(Data listing)
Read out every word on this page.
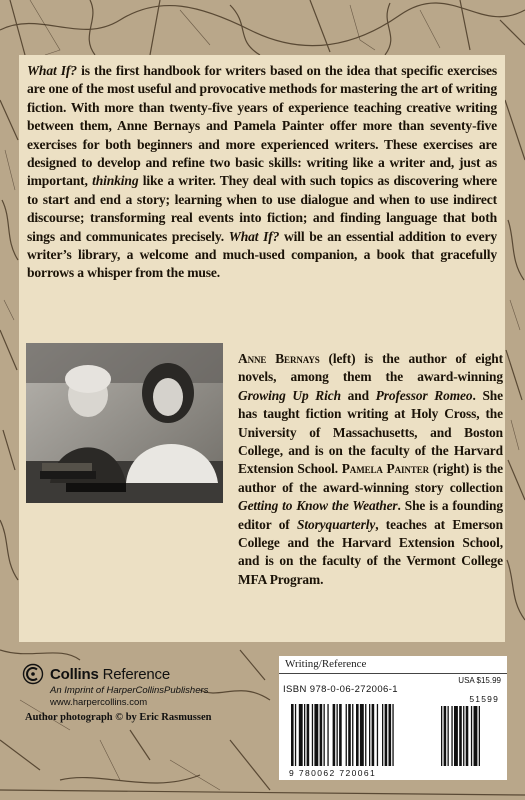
What If? is the first handbook for writers based on the idea that specific exercises are one of the most useful and provocative methods for mastering the art of writing fiction. With more than twenty-five years of experience teaching creative writing between them, Anne Bernays and Pamela Painter offer more than seventy-five exercises for both beginners and more experienced writers. These exercises are designed to develop and refine two basic skills: writing like a writer and, just as important, thinking like a writer. They deal with such topics as discovering where to start and end a story; learning when to use dialogue and when to use indirect discourse; transforming real events into fiction; and finding language that both sings and communicates precisely. What If? will be an essential addition to every writer’s library, a welcome and much-used companion, a book that gracefully borrows a whisper from the muse.

Anne Bernays (left) is the author of eight novels, among them the award-winning Growing Up Rich and Professor Romeo. She has taught fiction writing at Holy Cross, the University of Massachusetts, and Boston College, and is on the faculty of the Harvard Extension School. Pamela Painter (right) is the author of the award-winning story collection Getting to Know the Weather. She is a founding editor of Storyquarterly, teaches at Emerson College and the Harvard Extension School, and is on the faculty of the Vermont College MFA Program.

Collins Reference
An Imprint of HarperCollinsPublishers
www.harpercollins.com
Author photograph © by Eric Rasmussen
Writing/Reference
USA $15.99
ISBN 978-0-06-272006-1
51599
9 780062 720061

• YOUR GOAL:
Copy every record above exactly, leaving out the pictures.

• RESPONSE TO THIS EXERCISE:
Read out every word on this page.
What If? is the first handbook for writers based on the idea that specific exercises are one of the most useful and provocative methods for mastering the art of writing fiction. With more than twenty-five years of experience teaching creative writing between them, Anne Bernays and Pamela Painter offer more than seventy-five exercises for both beginners and more experienced writers. These exercises are designed to develop and refine two basic skills: writing like a writer and, just as important, thinking like a writer. They deal with such topics as discovering where to start and end a story; learning when to use dialogue and when to use indirect discourse; transforming real events into fiction; and finding language that both sings and communicates precisely. What If? will be an essential addition to every writer’s library, a welcome and much-used companion, a book that gracefully borrows a whisper from the muse.

Anne Bernays (left) is the author of eight novels, among them the award-winning Growing Up Rich and Professor Romeo. She has taught fiction writing at Holy Cross, the University of Massachusetts, and Boston College, and is on the faculty of the Harvard Extension School. Pamela Painter (right) is the author of the award-winning story collection Getting to Know the Weather. She is a founding editor of Storyquarterly, teaches at Emerson College and the Harvard Extension School, and is on the faculty of the Vermont College MFA Program.

Collins Reference
An Imprint of HarperCollinsPublishers
www.harpercollins.com
Author photograph © by Eric Rasmussen
Writing/Reference
USA $15.99
ISBN 978-0-06-272006-1
51599
9 780062 720061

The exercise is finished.